→ Instructions to follow
Write out the records again, exactly, leaving none out.
------------------------------------------------------------------------
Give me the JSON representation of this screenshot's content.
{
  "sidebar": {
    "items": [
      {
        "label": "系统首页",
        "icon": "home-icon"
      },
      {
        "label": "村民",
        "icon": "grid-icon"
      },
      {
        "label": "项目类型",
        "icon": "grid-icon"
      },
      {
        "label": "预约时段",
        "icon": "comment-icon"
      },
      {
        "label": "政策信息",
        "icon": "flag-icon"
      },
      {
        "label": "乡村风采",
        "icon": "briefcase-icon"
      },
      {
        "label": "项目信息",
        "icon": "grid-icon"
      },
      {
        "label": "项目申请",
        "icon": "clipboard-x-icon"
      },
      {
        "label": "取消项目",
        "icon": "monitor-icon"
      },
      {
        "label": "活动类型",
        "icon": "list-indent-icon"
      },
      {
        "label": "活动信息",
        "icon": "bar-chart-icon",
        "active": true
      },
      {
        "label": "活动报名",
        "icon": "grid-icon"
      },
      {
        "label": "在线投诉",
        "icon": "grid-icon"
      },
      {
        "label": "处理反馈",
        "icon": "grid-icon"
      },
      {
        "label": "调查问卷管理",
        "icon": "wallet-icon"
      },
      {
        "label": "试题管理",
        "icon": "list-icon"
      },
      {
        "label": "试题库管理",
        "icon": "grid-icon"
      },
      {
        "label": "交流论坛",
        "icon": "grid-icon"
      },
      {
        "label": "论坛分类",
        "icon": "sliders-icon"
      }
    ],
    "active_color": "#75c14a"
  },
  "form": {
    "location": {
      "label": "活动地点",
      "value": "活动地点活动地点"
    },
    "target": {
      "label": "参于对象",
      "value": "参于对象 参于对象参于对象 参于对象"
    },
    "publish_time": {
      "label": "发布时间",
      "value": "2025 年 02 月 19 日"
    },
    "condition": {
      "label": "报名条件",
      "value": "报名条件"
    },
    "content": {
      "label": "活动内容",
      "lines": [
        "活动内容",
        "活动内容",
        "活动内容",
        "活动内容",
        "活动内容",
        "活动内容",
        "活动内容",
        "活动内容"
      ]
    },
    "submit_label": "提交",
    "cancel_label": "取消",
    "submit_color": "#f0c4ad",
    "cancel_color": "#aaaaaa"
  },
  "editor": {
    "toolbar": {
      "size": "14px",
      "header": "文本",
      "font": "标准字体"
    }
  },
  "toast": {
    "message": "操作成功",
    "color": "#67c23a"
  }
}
------------------------------------------------------------------------
→ Task output
Give me the JSON representation of this screenshot's content.
{
  "sidebar": {
    "items": [
      {
        "label": "系统首页",
        "icon": "home-icon"
      },
      {
        "label": "村民",
        "icon": "grid-icon"
      },
      {
        "label": "项目类型",
        "icon": "grid-icon"
      },
      {
        "label": "预约时段",
        "icon": "comment-icon"
      },
      {
        "label": "政策信息",
        "icon": "flag-icon"
      },
      {
        "label": "乡村风采",
        "icon": "briefcase-icon"
      },
      {
        "label": "项目信息",
        "icon": "grid-icon"
      },
      {
        "label": "项目申请",
        "icon": "clipboard-x-icon"
      },
      {
        "label": "取消项目",
        "icon": "monitor-icon"
      },
      {
        "label": "活动类型",
        "icon": "list-indent-icon"
      },
      {
        "label": "活动信息",
        "icon": "bar-chart-icon",
        "active": true
      },
      {
        "label": "活动报名",
        "icon": "grid-icon"
      },
      {
        "label": "在线投诉",
        "icon": "grid-icon"
      },
      {
        "label": "处理反馈",
        "icon": "grid-icon"
      },
      {
        "label": "调查问卷管理",
        "icon": "wallet-icon"
      },
      {
        "label": "试题管理",
        "icon": "list-icon"
      },
      {
        "label": "试题库管理",
        "icon": "grid-icon"
      },
      {
        "label": "交流论坛",
        "icon": "grid-icon"
      },
      {
        "label": "论坛分类",
        "icon": "sliders-icon"
      }
    ],
    "active_color": "#75c14a"
  },
  "form": {
    "location": {
      "label": "活动地点",
      "value": "活动地点活动地点"
    },
    "target": {
      "label": "参于对象",
      "value": "参于对象 参于对象参于对象 参于对象"
    },
    "publish_time": {
      "label": "发布时间",
      "value": "2025 年 02 月 19 日"
    },
    "condition": {
      "label": "报名条件",
      "value": "报名条件"
    },
    "content": {
      "label": "活动内容",
      "lines": [
        "活动内容",
        "活动内容",
        "活动内容",
        "活动内容",
        "活动内容",
        "活动内容",
        "活动内容",
        "活动内容"
      ]
    },
    "submit_label": "提交",
    "cancel_label": "取消",
    "submit_color": "#f0c4ad",
    "cancel_color": "#aaaaaa"
  },
  "editor": {
    "toolbar": {
      "size": "14px",
      "header": "文本",
      "font": "标准字体"
    }
  },
  "toast": {
    "message": "操作成功",
    "color": "#67c23a"
  }
}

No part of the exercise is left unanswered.